**Exercise task**
Repeat each line exactly as it is written.

════════

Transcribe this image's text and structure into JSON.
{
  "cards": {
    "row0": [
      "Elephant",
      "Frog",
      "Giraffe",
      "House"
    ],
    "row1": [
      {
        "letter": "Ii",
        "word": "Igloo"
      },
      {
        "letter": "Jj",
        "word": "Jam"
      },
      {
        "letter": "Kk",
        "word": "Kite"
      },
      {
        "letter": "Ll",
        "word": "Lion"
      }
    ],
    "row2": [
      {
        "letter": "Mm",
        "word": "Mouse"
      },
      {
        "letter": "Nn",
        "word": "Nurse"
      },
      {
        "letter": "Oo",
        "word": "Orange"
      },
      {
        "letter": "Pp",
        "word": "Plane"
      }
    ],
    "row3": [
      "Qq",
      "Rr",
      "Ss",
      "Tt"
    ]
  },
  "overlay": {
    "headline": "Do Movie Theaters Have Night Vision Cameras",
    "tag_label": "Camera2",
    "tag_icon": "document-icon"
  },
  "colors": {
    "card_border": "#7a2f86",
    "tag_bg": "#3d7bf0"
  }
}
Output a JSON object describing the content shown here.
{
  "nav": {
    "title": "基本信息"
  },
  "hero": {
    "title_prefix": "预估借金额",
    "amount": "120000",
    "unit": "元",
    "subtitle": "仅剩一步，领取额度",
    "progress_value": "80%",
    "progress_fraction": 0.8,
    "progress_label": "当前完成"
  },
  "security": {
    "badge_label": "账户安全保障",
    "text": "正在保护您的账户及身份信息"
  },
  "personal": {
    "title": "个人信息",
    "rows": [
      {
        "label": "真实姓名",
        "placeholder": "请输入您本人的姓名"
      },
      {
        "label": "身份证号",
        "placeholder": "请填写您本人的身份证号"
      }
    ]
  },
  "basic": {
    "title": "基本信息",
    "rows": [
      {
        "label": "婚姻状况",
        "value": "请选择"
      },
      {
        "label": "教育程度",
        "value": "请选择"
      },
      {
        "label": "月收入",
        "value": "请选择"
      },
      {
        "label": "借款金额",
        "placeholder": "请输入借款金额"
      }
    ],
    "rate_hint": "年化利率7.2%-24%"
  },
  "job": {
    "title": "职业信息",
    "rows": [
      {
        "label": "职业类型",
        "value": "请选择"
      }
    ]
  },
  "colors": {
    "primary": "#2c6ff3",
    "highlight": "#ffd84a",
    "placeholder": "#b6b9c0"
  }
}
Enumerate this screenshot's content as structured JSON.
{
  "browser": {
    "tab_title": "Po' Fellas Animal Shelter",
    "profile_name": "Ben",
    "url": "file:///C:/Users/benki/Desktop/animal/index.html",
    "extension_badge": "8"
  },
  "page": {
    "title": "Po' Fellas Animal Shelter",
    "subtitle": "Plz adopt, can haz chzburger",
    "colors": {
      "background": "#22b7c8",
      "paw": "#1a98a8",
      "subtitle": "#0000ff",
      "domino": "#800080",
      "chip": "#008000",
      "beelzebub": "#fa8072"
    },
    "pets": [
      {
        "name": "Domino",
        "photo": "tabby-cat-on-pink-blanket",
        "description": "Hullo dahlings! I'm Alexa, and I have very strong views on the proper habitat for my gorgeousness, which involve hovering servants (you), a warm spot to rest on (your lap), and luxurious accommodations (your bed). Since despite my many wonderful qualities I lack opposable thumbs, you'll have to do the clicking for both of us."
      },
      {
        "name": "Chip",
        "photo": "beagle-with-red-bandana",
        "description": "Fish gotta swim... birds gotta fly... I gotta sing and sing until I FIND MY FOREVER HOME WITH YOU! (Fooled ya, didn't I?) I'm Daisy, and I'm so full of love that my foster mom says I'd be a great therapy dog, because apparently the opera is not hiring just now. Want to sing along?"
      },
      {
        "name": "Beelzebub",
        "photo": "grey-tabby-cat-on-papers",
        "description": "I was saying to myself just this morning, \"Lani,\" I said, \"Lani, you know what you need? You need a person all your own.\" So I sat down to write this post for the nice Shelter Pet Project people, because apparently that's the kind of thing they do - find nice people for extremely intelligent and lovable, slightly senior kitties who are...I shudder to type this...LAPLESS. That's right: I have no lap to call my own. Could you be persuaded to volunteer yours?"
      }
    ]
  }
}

════════

**Correct response**
Transcribe this image's text and structure into JSON.
{
  "cards": {
    "row0": [
      "Elephant",
      "Frog",
      "Giraffe",
      "House"
    ],
    "row1": [
      {
        "letter": "Ii",
        "word": "Igloo"
      },
      {
        "letter": "Jj",
        "word": "Jam"
      },
      {
        "letter": "Kk",
        "word": "Kite"
      },
      {
        "letter": "Ll",
        "word": "Lion"
      }
    ],
    "row2": [
      {
        "letter": "Mm",
        "word": "Mouse"
      },
      {
        "letter": "Nn",
        "word": "Nurse"
      },
      {
        "letter": "Oo",
        "word": "Orange"
      },
      {
        "letter": "Pp",
        "word": "Plane"
      }
    ],
    "row3": [
      "Qq",
      "Rr",
      "Ss",
      "Tt"
    ]
  },
  "overlay": {
    "headline": "Do Movie Theaters Have Night Vision Cameras",
    "tag_label": "Camera2",
    "tag_icon": "document-icon"
  },
  "colors": {
    "card_border": "#7a2f86",
    "tag_bg": "#3d7bf0"
  }
}
Output a JSON object describing the content shown here.
{
  "nav": {
    "title": "基本信息"
  },
  "hero": {
    "title_prefix": "预估借金额",
    "amount": "120000",
    "unit": "元",
    "subtitle": "仅剩一步，领取额度",
    "progress_value": "80%",
    "progress_fraction": 0.8,
    "progress_label": "当前完成"
  },
  "security": {
    "badge_label": "账户安全保障",
    "text": "正在保护您的账户及身份信息"
  },
  "personal": {
    "title": "个人信息",
    "rows": [
      {
        "label": "真实姓名",
        "placeholder": "请输入您本人的姓名"
      },
      {
        "label": "身份证号",
        "placeholder": "请填写您本人的身份证号"
      }
    ]
  },
  "basic": {
    "title": "基本信息",
    "rows": [
      {
        "label": "婚姻状况",
        "value": "请选择"
      },
      {
        "label": "教育程度",
        "value": "请选择"
      },
      {
        "label": "月收入",
        "value": "请选择"
      },
      {
        "label": "借款金额",
        "placeholder": "请输入借款金额"
      }
    ],
    "rate_hint": "年化利率7.2%-24%"
  },
  "job": {
    "title": "职业信息",
    "rows": [
      {
        "label": "职业类型",
        "value": "请选择"
      }
    ]
  },
  "colors": {
    "primary": "#2c6ff3",
    "highlight": "#ffd84a",
    "placeholder": "#b6b9c0"
  }
}
Enumerate this screenshot's content as structured JSON.
{
  "browser": {
    "tab_title": "Po' Fellas Animal Shelter",
    "profile_name": "Ben",
    "url": "file:///C:/Users/benki/Desktop/animal/index.html",
    "extension_badge": "8"
  },
  "page": {
    "title": "Po' Fellas Animal Shelter",
    "subtitle": "Plz adopt, can haz chzburger",
    "colors": {
      "background": "#22b7c8",
      "paw": "#1a98a8",
      "subtitle": "#0000ff",
      "domino": "#800080",
      "chip": "#008000",
      "beelzebub": "#fa8072"
    },
    "pets": [
      {
        "name": "Domino",
        "photo": "tabby-cat-on-pink-blanket",
        "description": "Hullo dahlings! I'm Alexa, and I have very strong views on the proper habitat for my gorgeousness, which involve hovering servants (you), a warm spot to rest on (your lap), and luxurious accommodations (your bed). Since despite my many wonderful qualities I lack opposable thumbs, you'll have to do the clicking for both of us."
      },
      {
        "name": "Chip",
        "photo": "beagle-with-red-bandana",
        "description": "Fish gotta swim... birds gotta fly... I gotta sing and sing until I FIND MY FOREVER HOME WITH YOU! (Fooled ya, didn't I?) I'm Daisy, and I'm so full of love that my foster mom says I'd be a great therapy dog, because apparently the opera is not hiring just now. Want to sing along?"
      },
      {
        "name": "Beelzebub",
        "photo": "grey-tabby-cat-on-papers",
        "description": "I was saying to myself just this morning, \"Lani,\" I said, \"Lani, you know what you need? You need a person all your own.\" So I sat down to write this post for the nice Shelter Pet Project people, because apparently that's the kind of thing they do - find nice people for extremely intelligent and lovable, slightly senior kitties who are...I shudder to type this...LAPLESS. That's right: I have no lap to call my own. Could you be persuaded to volunteer yours?"
      }
    ]
  }
}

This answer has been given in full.